■ **Work to be completed**:
Pull out each line of the data that includes the word "nach".

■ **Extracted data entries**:
** start **

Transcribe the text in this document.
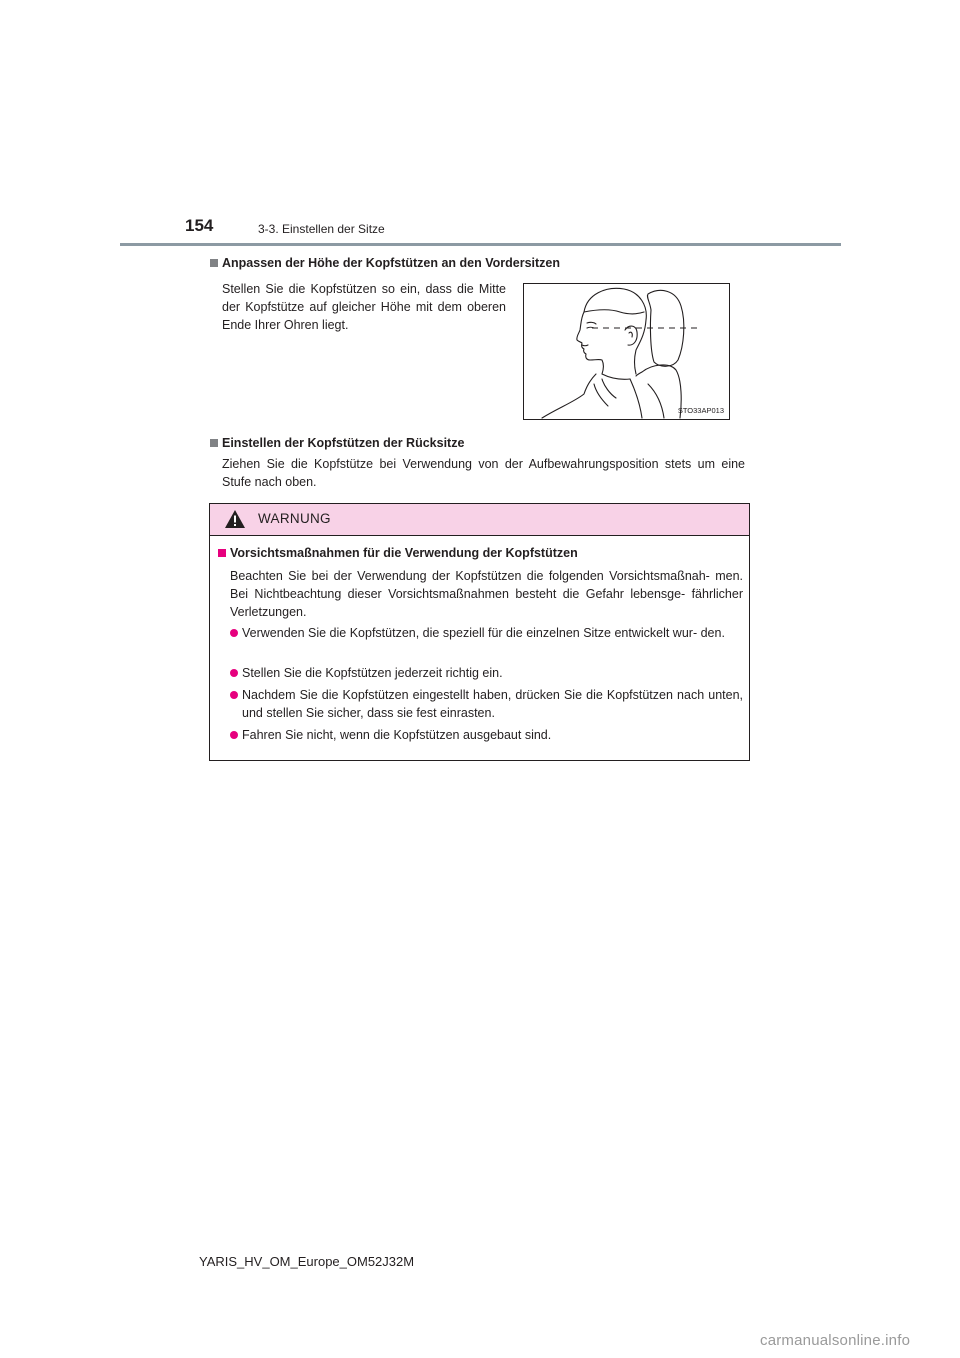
154	3-3. Einstellen der Sitze
Anpassen der Höhe der Kopfstützen an den Vordersitzen
Stellen Sie die Kopfstützen so ein, dass die Mitte der Kopfstütze auf gleicher Höhe mit dem oberen Ende Ihrer Ohren liegt.
STO33AP013
Einstellen der Kopfstützen der Rücksitze
Ziehen Sie die Kopfstütze bei Verwendung von der Aufbewahrungsposition stets um eine Stufe nach oben.
WARNUNG
Vorsichtsmaßnahmen für die Verwendung der Kopfstützen
Beachten Sie bei der Verwendung der Kopfstützen die folgenden Vorsichtsmaßnah- men. Bei Nichtbeachtung dieser Vorsichtsmaßnahmen besteht die Gefahr lebensge- fährlicher Verletzungen.
Verwenden Sie die Kopfstützen, die speziell für die einzelnen Sitze entwickelt wur- den.
Stellen Sie die Kopfstützen jederzeit richtig ein.
Nachdem Sie die Kopfstützen eingestellt haben, drücken Sie die Kopfstützen nach unten, und stellen Sie sicher, dass sie fest einrasten.
Fahren Sie nicht, wenn die Kopfstützen ausgebaut sind.
YARIS_HV_OM_Europe_OM52J32M
carmanualsonline.info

** end **

■ **Response for this exercise**:
Ziehen Sie die Kopfstütze bei Verwendung von der Aufbewahrungsposition stets um eine Stufe nach oben.
Nachdem Sie die Kopfstützen eingestellt haben, drücken Sie die Kopfstützen nach unten, und stellen Sie sicher, dass sie fest einrasten.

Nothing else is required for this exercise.